> **EXERCISE GOAL**: In the entries below, identify every line with the string "besoins" and copy it.

Items from a data source:
• • • •

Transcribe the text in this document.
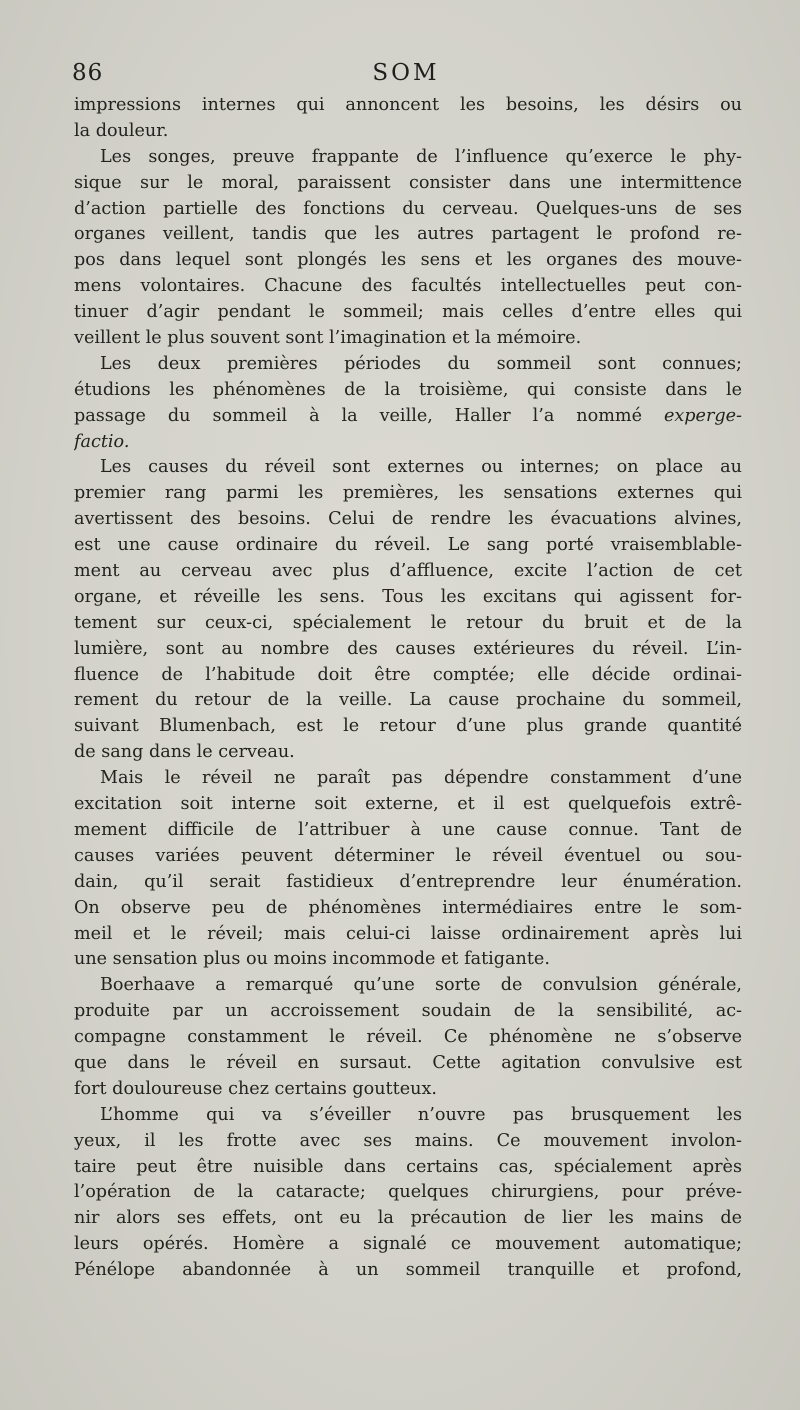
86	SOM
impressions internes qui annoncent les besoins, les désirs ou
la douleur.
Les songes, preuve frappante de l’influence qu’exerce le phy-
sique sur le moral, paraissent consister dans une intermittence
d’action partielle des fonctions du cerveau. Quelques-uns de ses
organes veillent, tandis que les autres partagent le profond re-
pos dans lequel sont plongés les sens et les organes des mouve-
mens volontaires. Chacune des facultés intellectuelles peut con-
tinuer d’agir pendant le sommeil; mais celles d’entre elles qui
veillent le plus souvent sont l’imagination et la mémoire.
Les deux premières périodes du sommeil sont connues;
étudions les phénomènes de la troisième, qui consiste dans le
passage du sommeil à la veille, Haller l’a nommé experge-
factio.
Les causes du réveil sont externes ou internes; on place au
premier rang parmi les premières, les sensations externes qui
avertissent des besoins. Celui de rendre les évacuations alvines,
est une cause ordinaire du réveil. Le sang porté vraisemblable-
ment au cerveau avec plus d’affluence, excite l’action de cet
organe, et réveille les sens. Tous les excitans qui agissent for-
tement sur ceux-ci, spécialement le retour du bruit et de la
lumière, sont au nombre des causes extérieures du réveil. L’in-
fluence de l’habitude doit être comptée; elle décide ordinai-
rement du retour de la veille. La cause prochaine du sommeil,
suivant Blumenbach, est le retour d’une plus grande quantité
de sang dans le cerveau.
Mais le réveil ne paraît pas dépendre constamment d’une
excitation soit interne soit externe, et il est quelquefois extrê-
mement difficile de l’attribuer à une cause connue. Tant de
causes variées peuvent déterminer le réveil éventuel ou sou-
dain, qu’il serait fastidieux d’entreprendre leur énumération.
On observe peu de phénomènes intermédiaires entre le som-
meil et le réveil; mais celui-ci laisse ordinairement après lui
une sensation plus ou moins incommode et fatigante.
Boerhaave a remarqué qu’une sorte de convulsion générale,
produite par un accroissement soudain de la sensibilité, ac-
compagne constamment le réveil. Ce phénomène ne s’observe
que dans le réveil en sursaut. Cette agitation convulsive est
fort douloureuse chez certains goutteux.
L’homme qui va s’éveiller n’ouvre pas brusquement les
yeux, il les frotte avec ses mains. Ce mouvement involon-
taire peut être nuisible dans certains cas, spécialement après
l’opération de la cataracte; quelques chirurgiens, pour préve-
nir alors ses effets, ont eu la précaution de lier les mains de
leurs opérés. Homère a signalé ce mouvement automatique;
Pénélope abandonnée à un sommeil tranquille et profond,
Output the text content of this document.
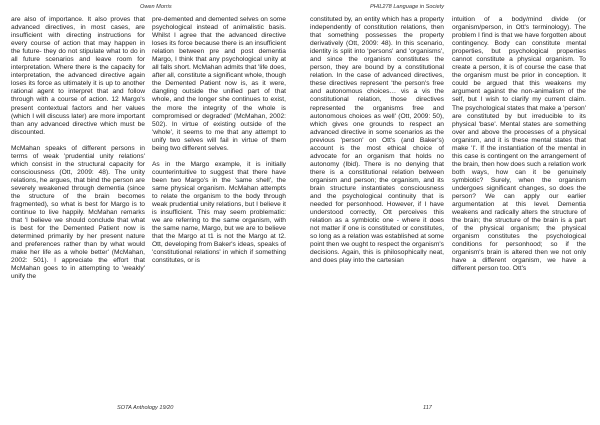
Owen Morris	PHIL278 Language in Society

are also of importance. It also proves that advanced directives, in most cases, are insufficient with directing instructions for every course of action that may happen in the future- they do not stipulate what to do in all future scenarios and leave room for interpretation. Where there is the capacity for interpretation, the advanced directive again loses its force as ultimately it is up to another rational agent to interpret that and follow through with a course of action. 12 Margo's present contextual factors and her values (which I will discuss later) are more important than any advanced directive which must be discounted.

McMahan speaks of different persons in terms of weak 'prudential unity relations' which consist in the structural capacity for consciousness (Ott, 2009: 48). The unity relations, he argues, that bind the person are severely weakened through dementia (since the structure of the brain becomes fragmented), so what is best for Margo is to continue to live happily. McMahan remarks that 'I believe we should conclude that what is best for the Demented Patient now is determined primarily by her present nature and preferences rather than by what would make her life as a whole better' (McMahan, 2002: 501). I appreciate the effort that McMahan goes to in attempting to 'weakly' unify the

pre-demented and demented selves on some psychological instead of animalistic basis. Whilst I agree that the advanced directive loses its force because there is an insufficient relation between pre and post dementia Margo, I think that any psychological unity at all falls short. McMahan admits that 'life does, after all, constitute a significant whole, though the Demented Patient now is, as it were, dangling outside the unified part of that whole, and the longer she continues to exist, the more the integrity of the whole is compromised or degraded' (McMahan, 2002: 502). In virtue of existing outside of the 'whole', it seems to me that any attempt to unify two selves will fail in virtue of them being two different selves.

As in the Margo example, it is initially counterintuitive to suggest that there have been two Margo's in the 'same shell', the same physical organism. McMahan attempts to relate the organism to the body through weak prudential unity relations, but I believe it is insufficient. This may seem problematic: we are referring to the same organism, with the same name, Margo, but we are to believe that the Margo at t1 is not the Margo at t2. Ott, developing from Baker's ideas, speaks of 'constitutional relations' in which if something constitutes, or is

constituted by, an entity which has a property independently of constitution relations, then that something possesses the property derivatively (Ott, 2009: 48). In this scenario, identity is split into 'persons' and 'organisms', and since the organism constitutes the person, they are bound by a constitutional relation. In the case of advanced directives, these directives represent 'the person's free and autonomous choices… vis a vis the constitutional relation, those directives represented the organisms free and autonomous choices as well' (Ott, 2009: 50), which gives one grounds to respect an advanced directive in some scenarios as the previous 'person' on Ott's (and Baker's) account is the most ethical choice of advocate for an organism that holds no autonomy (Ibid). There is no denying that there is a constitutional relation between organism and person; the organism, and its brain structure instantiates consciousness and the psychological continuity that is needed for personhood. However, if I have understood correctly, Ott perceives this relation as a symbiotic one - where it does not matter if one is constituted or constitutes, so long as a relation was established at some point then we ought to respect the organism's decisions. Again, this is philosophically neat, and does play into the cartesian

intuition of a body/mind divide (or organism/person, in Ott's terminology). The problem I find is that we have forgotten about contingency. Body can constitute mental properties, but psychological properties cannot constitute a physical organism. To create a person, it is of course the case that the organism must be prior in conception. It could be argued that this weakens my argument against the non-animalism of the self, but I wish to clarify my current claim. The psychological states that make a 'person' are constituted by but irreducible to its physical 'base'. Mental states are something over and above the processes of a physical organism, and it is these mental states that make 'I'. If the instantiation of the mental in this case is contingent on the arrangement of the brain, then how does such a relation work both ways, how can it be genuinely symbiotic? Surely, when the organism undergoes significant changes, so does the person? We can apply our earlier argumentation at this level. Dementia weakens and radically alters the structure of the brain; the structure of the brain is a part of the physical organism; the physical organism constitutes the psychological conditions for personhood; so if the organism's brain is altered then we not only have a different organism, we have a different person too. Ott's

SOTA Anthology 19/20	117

• • • •

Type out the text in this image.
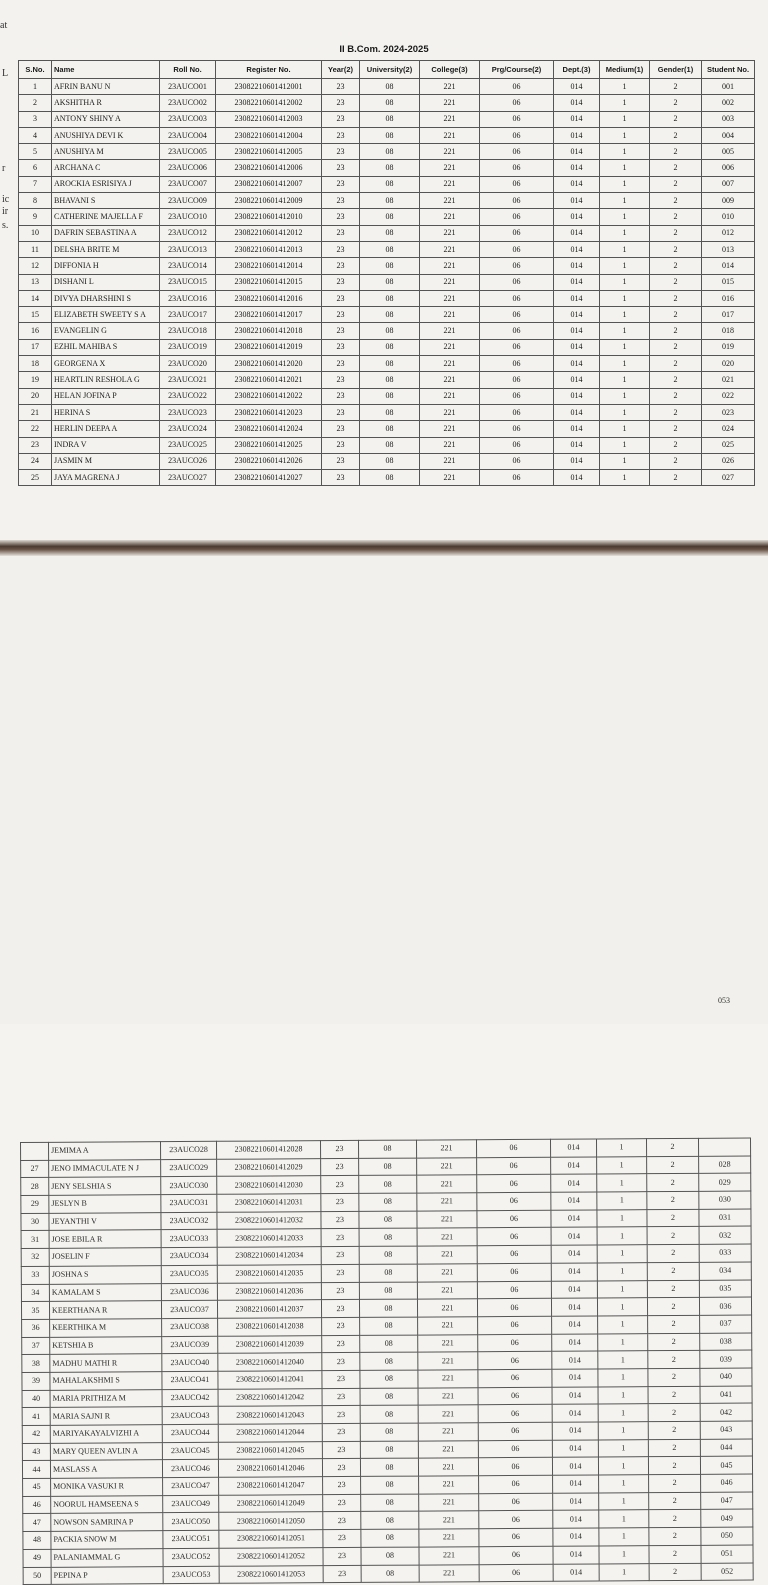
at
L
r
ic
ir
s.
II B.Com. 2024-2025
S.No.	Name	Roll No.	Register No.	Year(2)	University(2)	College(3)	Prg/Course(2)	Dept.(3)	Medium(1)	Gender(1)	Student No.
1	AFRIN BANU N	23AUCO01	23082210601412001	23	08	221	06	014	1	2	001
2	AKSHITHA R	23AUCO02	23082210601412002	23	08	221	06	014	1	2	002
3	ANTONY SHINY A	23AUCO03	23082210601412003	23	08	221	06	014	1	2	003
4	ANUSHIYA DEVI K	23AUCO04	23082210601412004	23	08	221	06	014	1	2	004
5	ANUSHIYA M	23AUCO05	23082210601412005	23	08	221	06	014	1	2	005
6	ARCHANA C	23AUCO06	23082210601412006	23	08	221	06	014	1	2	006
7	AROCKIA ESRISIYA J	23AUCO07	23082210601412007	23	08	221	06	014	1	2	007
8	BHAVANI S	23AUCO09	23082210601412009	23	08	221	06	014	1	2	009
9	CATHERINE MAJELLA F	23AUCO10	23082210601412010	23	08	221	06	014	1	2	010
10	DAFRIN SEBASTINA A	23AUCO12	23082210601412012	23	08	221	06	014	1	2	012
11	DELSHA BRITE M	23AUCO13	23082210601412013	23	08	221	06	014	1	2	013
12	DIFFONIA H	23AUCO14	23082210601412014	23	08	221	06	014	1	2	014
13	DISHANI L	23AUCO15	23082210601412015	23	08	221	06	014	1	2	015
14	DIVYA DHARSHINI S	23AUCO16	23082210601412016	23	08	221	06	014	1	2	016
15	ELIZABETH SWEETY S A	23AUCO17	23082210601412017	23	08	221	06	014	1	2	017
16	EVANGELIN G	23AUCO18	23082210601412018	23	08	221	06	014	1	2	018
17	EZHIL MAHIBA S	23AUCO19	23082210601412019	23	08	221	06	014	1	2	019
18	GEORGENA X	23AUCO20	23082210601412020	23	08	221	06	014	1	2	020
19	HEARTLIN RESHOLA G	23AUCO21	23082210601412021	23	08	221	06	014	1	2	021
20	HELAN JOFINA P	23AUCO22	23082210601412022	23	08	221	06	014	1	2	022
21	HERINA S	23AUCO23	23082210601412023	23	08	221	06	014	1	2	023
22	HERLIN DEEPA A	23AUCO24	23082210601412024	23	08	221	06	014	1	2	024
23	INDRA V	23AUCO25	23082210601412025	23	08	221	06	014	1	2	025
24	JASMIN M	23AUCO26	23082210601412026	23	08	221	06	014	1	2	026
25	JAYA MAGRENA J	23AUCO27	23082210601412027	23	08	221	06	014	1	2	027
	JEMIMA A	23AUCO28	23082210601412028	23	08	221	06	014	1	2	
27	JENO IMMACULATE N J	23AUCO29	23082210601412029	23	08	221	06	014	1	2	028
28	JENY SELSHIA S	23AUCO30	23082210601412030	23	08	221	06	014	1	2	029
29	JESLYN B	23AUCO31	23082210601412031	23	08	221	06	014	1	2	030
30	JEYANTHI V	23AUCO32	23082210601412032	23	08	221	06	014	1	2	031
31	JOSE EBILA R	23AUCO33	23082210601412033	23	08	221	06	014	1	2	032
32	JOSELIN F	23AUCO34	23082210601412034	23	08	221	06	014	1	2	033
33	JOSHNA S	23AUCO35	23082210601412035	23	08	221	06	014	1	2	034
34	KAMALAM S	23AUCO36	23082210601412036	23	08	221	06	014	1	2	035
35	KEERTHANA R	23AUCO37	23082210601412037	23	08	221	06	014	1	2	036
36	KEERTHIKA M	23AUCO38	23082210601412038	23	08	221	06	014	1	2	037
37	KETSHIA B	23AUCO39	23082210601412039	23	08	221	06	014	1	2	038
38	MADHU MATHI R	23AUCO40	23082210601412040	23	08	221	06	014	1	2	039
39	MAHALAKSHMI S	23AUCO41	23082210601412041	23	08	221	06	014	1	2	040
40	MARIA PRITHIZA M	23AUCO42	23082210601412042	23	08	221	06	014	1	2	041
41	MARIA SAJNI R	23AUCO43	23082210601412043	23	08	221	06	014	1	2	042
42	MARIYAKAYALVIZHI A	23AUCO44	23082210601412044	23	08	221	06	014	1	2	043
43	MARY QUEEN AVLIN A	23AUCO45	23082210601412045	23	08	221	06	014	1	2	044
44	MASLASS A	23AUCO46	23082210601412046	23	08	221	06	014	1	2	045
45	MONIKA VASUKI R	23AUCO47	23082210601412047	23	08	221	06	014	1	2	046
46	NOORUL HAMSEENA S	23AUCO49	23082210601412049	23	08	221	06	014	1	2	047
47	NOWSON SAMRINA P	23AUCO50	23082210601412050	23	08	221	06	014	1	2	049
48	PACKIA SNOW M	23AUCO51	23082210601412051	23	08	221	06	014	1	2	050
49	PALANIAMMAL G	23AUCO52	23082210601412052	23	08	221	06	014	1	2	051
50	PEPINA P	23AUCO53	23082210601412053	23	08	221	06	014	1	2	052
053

• • • •

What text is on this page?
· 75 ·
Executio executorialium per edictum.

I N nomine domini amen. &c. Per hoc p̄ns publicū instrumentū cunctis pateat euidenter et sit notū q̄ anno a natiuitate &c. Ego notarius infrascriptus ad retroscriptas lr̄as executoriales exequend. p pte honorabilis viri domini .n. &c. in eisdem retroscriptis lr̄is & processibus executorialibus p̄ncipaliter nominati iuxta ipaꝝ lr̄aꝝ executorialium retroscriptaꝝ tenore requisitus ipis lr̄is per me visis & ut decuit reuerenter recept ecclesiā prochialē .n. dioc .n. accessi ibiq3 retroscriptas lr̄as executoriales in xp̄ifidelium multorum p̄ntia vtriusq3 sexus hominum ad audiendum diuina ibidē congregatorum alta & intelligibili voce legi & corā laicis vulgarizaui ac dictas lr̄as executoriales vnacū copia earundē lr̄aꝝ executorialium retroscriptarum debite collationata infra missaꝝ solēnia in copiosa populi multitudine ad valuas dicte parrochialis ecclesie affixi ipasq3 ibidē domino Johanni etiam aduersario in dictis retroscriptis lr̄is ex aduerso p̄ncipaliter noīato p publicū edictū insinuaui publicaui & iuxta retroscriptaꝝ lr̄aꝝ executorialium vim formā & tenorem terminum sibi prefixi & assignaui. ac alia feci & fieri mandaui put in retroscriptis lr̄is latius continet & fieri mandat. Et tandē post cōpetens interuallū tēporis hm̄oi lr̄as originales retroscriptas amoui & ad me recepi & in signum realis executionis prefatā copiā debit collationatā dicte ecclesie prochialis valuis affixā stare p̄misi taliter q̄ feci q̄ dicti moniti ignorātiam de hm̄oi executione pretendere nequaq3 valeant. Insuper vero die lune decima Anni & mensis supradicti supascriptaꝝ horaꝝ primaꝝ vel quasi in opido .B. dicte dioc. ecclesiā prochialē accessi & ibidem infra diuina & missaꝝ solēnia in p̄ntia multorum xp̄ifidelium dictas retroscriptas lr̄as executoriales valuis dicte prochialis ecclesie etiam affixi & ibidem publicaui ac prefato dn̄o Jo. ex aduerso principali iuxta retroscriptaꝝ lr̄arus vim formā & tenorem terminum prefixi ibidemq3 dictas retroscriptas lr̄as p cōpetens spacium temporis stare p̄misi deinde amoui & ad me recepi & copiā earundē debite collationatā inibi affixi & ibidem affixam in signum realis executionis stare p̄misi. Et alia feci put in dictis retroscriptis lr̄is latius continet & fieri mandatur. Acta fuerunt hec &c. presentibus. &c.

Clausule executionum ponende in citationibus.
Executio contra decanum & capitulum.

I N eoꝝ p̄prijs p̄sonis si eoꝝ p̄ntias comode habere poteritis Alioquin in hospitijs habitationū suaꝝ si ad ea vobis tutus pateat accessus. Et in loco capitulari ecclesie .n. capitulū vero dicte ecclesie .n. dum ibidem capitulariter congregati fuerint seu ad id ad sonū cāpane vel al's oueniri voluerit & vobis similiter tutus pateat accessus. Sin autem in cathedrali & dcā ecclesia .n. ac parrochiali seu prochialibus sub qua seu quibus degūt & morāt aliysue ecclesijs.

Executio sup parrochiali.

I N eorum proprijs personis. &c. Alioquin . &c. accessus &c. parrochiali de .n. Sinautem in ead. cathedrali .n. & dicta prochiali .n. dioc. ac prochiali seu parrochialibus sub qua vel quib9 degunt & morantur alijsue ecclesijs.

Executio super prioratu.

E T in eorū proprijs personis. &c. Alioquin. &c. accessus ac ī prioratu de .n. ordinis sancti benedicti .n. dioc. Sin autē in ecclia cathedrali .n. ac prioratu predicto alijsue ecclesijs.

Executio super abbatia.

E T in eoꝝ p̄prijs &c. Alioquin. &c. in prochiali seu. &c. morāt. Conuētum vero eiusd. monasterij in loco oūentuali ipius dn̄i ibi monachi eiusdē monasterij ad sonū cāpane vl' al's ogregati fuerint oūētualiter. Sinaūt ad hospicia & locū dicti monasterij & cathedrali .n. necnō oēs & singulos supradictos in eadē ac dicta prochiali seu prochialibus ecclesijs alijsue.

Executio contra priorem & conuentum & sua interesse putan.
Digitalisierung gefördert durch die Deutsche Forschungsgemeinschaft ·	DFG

• • • •

> **TASK ANSWER**:
impressions internes qui annoncent les besoins, les désirs ou
avertissent des besoins. Celui de rendre les évacuations alvines,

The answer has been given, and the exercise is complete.